++++ STORED RECORDS ++++
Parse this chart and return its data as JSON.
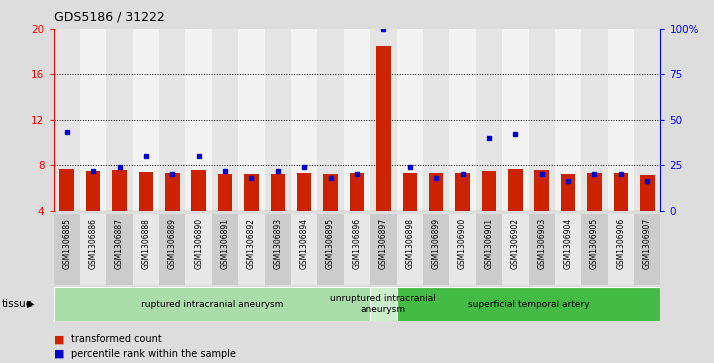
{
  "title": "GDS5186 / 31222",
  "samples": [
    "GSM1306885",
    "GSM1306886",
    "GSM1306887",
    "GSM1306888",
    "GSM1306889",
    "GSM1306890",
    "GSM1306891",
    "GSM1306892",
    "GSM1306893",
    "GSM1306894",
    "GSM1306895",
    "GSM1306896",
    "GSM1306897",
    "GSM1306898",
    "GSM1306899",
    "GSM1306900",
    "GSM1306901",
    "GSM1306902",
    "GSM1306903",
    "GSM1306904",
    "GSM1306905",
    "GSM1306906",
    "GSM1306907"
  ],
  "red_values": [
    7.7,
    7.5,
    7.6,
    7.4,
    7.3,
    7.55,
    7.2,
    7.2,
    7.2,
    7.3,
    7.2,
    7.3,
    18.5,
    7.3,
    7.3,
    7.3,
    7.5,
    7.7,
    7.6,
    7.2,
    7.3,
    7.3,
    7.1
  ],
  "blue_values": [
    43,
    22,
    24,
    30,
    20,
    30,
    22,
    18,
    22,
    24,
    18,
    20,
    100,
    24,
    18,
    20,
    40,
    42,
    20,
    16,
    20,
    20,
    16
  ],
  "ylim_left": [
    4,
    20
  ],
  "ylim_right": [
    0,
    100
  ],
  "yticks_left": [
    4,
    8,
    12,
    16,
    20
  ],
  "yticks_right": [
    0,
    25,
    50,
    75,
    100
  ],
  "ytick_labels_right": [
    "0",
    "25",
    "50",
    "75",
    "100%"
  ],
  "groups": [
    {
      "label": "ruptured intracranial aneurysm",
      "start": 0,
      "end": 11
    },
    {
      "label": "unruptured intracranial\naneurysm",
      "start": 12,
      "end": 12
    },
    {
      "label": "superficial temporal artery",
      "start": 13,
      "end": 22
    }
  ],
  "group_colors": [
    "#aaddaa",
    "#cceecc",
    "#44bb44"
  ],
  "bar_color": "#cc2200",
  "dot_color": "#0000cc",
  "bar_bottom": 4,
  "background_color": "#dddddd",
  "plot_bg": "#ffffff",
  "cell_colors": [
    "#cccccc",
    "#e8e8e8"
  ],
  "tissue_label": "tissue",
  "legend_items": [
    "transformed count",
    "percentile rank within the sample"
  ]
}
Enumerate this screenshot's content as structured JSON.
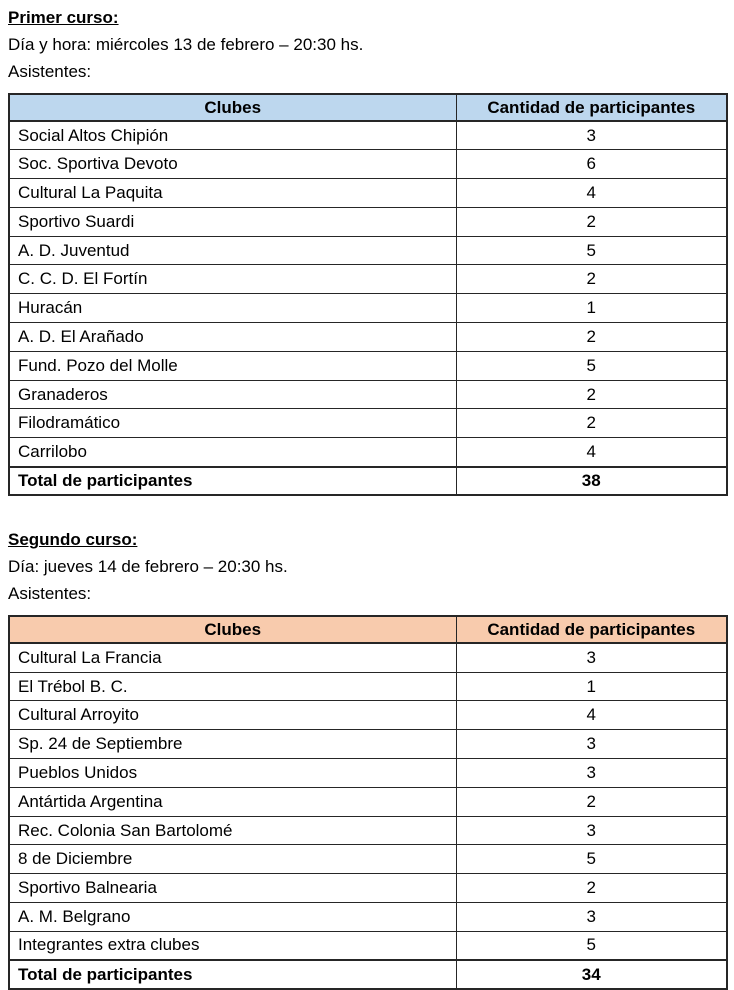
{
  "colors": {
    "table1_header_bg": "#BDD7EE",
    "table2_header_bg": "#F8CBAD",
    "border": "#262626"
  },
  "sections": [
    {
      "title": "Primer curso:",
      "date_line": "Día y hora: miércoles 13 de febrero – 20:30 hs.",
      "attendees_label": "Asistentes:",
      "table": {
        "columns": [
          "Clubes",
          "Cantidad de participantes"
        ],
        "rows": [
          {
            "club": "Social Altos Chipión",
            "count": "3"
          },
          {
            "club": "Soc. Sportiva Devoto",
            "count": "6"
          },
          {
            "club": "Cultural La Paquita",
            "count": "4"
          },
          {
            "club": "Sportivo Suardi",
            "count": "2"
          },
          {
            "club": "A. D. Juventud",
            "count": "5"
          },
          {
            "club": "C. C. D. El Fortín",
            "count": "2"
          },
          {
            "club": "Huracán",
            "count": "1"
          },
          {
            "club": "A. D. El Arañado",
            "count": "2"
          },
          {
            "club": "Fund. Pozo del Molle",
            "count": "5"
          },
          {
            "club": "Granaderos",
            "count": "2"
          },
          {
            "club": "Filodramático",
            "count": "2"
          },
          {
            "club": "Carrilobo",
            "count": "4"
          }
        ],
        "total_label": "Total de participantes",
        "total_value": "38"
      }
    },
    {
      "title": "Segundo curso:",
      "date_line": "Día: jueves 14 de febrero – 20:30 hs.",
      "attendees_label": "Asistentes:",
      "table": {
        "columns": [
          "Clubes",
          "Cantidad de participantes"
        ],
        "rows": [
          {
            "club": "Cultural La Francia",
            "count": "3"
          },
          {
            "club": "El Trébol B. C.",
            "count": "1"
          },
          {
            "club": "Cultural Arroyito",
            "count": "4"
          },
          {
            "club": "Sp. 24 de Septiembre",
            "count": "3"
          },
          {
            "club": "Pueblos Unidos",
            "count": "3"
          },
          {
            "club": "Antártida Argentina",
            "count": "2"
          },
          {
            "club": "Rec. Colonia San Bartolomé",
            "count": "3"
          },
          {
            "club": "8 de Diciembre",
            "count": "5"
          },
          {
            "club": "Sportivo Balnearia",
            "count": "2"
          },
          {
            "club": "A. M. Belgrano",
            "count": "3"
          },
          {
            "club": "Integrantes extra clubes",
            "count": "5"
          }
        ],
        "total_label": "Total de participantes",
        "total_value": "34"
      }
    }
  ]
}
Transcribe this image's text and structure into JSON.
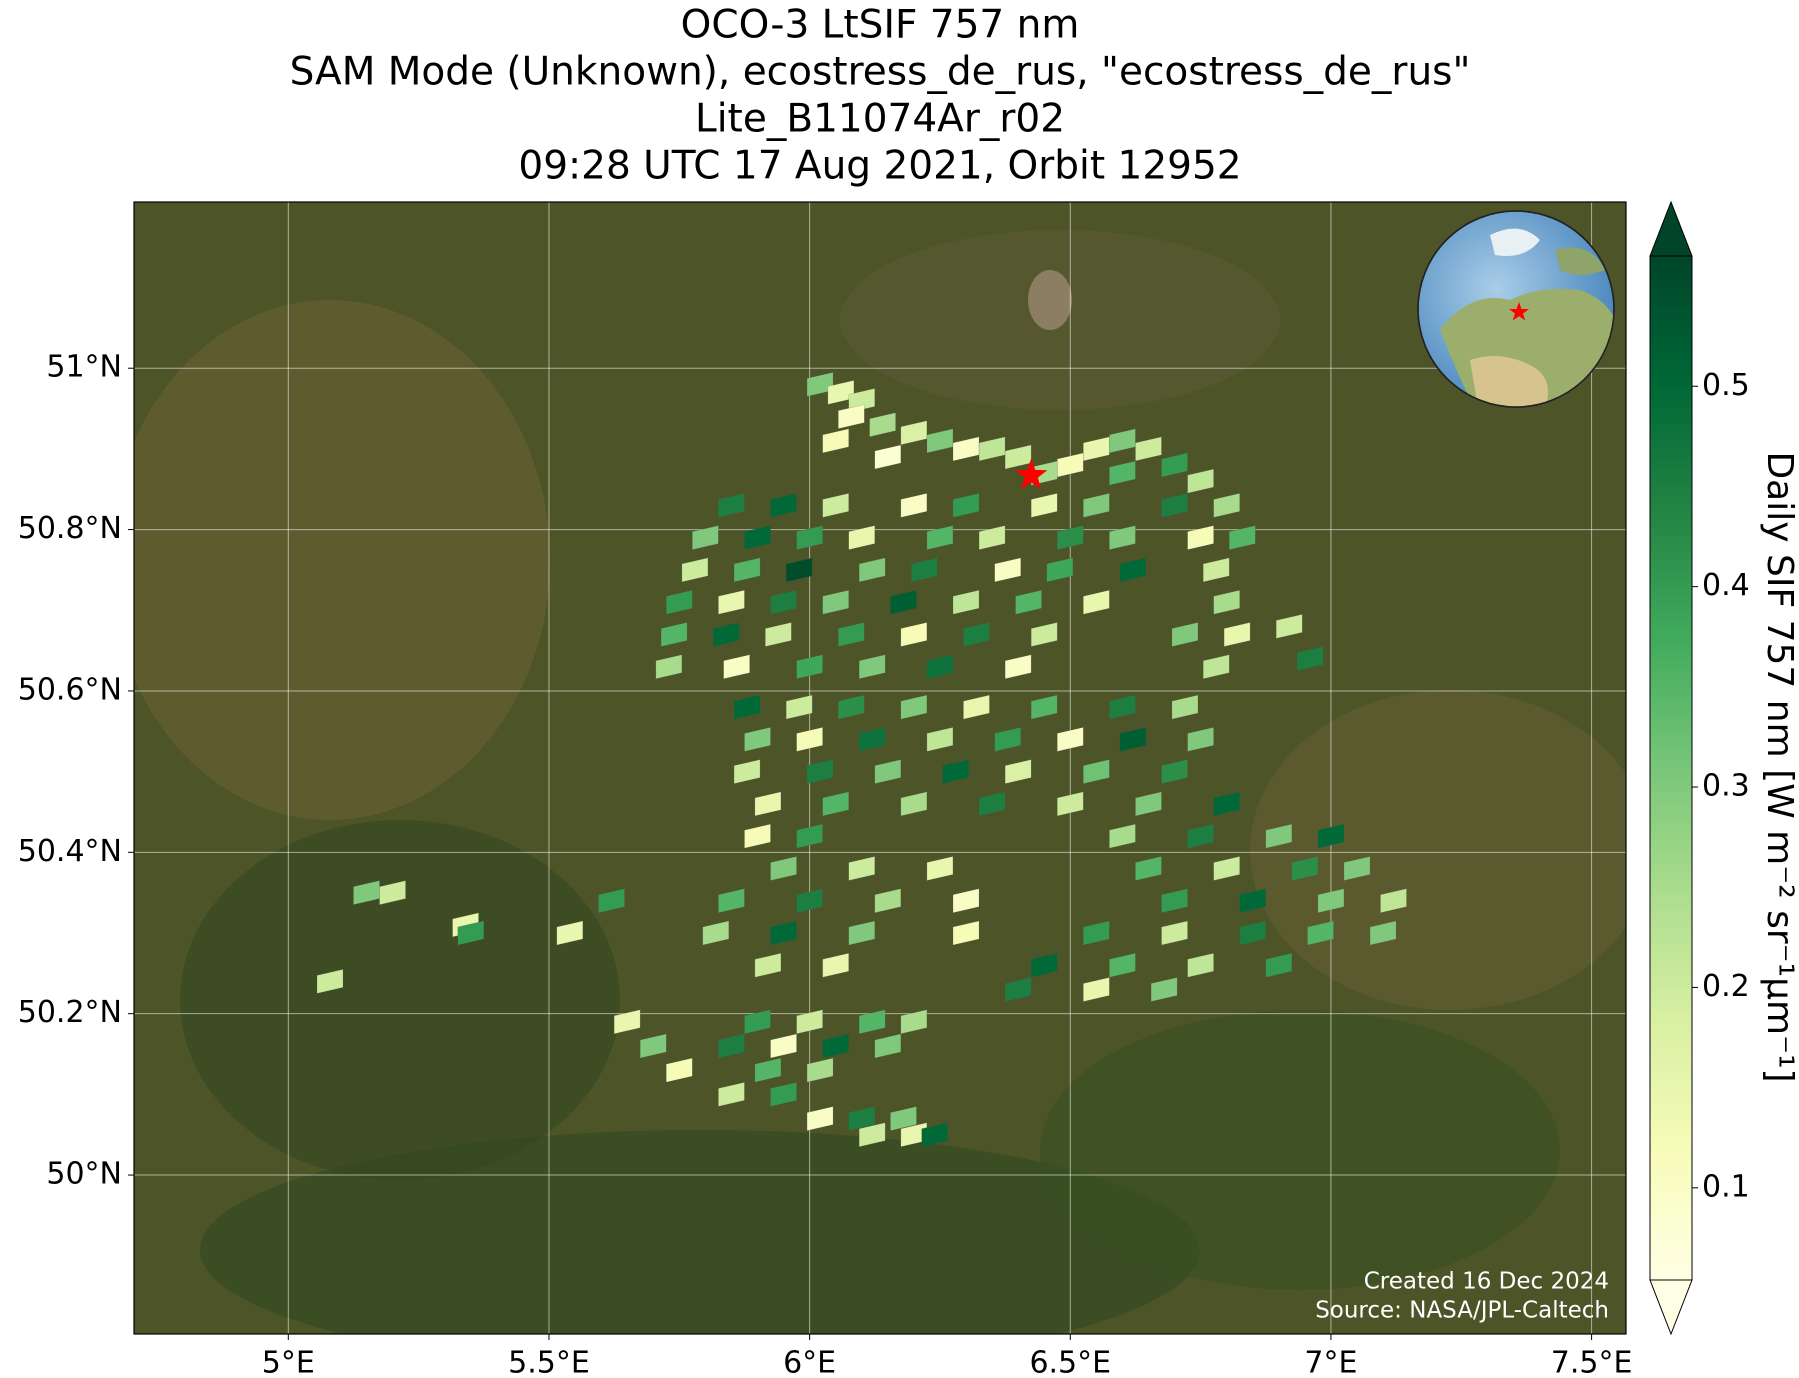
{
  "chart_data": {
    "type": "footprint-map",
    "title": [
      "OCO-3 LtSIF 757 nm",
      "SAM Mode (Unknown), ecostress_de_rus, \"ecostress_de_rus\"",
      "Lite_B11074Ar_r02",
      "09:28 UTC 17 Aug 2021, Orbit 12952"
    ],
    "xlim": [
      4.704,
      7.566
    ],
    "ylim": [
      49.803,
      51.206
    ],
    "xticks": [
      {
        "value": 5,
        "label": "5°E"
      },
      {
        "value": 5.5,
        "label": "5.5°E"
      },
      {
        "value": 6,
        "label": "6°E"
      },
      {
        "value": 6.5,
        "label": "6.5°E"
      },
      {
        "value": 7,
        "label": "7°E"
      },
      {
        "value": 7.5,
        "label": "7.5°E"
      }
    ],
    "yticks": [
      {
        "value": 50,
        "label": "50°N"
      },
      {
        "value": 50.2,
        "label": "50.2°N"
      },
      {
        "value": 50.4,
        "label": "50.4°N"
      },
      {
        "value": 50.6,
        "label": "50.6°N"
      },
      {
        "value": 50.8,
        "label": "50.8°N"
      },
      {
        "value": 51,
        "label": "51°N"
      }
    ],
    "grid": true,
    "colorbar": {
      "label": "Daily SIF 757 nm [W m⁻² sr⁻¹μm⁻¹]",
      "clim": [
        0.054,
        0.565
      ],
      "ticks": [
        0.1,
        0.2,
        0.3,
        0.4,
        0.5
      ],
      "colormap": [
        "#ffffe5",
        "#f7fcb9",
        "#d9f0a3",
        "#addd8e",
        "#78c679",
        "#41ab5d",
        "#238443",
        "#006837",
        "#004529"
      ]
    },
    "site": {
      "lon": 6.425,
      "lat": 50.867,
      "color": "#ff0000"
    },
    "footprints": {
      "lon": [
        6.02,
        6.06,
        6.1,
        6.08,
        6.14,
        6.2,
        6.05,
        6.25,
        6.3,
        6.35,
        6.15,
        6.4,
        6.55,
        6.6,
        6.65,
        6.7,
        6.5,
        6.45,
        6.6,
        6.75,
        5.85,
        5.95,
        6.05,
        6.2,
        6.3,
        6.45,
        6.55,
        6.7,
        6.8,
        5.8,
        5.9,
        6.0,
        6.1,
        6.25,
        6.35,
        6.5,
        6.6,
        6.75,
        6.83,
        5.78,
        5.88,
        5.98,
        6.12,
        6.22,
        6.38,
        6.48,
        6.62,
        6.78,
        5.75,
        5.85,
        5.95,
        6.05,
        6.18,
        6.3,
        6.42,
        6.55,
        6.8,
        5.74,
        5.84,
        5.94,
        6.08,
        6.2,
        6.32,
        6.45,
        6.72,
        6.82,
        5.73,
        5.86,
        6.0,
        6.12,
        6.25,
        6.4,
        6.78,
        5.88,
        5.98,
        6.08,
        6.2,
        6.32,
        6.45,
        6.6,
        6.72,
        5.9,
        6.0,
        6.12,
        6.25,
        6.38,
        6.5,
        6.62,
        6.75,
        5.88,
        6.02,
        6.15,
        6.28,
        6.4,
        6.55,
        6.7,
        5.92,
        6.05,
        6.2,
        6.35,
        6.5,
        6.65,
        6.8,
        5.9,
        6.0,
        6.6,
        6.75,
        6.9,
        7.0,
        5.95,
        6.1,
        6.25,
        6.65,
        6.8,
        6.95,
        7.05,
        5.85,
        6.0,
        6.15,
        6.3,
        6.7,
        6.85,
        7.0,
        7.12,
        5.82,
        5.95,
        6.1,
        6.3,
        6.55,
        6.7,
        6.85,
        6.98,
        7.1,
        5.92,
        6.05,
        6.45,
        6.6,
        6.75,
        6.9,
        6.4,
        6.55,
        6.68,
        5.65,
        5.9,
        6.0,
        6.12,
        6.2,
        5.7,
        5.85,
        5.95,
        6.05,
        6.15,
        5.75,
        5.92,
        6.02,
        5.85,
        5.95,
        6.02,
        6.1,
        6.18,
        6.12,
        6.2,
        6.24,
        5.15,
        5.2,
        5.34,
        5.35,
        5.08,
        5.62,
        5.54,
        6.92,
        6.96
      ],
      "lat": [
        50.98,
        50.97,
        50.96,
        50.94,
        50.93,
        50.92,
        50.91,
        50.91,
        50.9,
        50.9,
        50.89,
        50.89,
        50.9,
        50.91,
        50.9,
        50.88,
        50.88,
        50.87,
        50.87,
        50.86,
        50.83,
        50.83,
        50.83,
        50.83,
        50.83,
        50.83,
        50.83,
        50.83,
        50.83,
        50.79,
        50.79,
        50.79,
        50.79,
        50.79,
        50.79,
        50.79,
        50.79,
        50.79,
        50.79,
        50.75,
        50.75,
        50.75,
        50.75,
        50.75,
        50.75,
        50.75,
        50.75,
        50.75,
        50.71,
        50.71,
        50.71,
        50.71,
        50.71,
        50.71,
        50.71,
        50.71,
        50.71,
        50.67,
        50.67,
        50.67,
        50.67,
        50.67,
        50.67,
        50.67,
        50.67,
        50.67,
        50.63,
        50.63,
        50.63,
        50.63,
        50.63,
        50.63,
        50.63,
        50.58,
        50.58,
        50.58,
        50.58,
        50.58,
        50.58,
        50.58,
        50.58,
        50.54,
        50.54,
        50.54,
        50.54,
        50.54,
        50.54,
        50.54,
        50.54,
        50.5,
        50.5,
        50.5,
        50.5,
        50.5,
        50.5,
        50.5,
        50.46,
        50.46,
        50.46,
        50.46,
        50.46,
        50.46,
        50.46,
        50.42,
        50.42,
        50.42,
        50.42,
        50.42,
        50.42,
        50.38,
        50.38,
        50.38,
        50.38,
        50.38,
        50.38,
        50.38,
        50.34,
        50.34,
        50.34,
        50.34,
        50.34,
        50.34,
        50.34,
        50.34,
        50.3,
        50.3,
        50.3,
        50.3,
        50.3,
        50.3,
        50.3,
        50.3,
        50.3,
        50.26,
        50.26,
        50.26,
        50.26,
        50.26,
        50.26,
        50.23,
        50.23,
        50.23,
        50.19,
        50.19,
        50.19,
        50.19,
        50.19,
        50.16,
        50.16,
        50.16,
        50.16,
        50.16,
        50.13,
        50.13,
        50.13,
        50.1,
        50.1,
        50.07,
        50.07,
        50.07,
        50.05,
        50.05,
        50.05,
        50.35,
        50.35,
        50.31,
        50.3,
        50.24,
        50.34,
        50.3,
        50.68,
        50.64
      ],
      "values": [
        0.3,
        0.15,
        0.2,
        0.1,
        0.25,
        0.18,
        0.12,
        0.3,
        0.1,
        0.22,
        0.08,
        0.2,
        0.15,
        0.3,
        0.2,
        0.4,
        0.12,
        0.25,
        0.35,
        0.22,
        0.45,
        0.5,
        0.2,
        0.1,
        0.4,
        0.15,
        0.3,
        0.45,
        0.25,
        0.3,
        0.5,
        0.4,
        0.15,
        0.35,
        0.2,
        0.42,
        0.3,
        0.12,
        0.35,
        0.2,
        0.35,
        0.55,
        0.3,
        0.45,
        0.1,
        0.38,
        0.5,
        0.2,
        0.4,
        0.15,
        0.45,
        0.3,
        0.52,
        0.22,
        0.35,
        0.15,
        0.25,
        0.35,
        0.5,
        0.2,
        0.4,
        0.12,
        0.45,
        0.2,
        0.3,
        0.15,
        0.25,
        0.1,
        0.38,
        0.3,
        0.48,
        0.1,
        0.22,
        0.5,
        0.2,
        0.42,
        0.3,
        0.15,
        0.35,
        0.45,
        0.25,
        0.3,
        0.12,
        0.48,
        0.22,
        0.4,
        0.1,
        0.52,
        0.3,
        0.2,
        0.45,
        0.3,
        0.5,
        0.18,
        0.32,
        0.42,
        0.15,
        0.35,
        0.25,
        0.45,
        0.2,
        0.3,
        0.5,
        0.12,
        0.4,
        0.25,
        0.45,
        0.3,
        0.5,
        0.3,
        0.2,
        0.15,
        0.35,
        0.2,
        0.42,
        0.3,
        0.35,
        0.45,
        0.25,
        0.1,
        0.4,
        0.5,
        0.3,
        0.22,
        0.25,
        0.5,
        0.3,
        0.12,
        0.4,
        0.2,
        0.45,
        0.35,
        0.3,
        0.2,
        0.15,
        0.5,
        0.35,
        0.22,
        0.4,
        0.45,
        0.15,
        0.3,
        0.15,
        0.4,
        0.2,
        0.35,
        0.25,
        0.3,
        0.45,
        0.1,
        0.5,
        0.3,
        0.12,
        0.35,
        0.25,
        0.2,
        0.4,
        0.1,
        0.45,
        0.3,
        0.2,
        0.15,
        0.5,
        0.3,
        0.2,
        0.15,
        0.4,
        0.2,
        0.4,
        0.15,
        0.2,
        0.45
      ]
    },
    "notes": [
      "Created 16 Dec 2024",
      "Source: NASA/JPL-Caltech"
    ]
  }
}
++++
Filter the entries and copy out every line with the word "title".

REPLY:
  "title": "GDS5186 / 31222",
      "title": "Primer curso:",
      "title": "Segundo curso:",
    "title": [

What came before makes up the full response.